# Aim of the exercise
Locate each line of the material that contains "value", then return it.
-------------------------
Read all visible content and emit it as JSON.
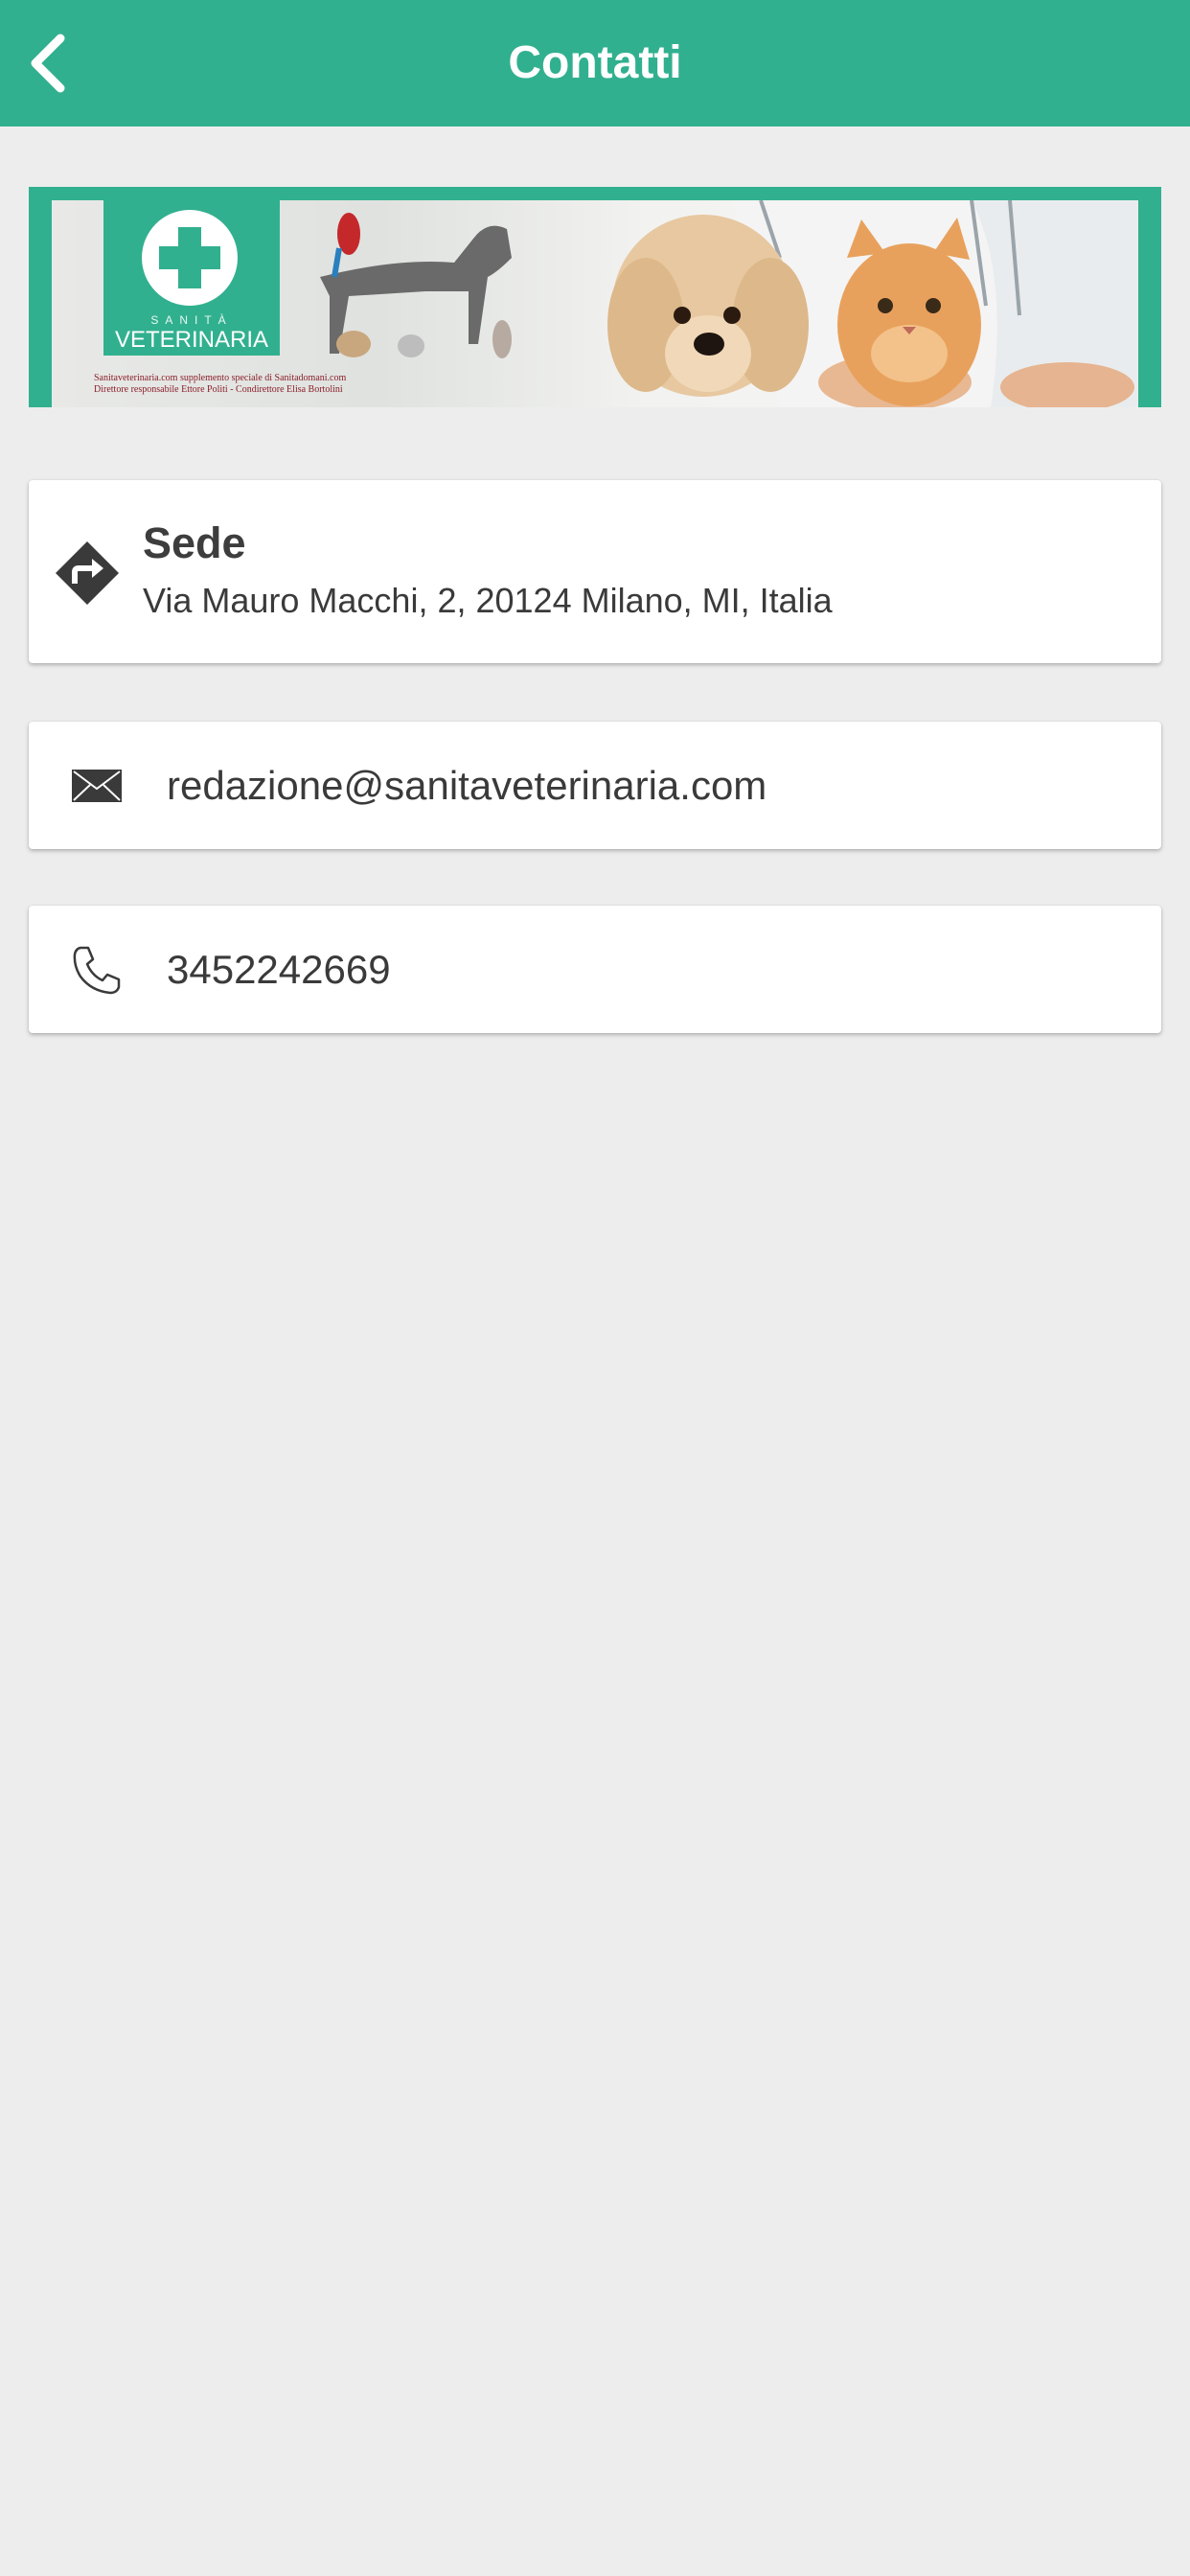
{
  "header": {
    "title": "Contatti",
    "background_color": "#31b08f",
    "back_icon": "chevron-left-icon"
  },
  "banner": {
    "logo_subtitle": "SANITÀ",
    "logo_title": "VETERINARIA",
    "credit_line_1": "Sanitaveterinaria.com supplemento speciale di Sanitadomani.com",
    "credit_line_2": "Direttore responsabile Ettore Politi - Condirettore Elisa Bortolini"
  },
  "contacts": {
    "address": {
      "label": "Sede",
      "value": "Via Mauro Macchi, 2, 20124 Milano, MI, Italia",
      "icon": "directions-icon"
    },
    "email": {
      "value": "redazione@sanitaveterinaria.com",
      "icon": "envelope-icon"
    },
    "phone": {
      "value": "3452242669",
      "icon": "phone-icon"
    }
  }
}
-------------------------
# Worked answer
      "value": "Via Mauro Macchi, 2, 20124 Milano, MI, Italia",
      "value": "redazione@sanitaveterinaria.com",
      "value": "3452242669",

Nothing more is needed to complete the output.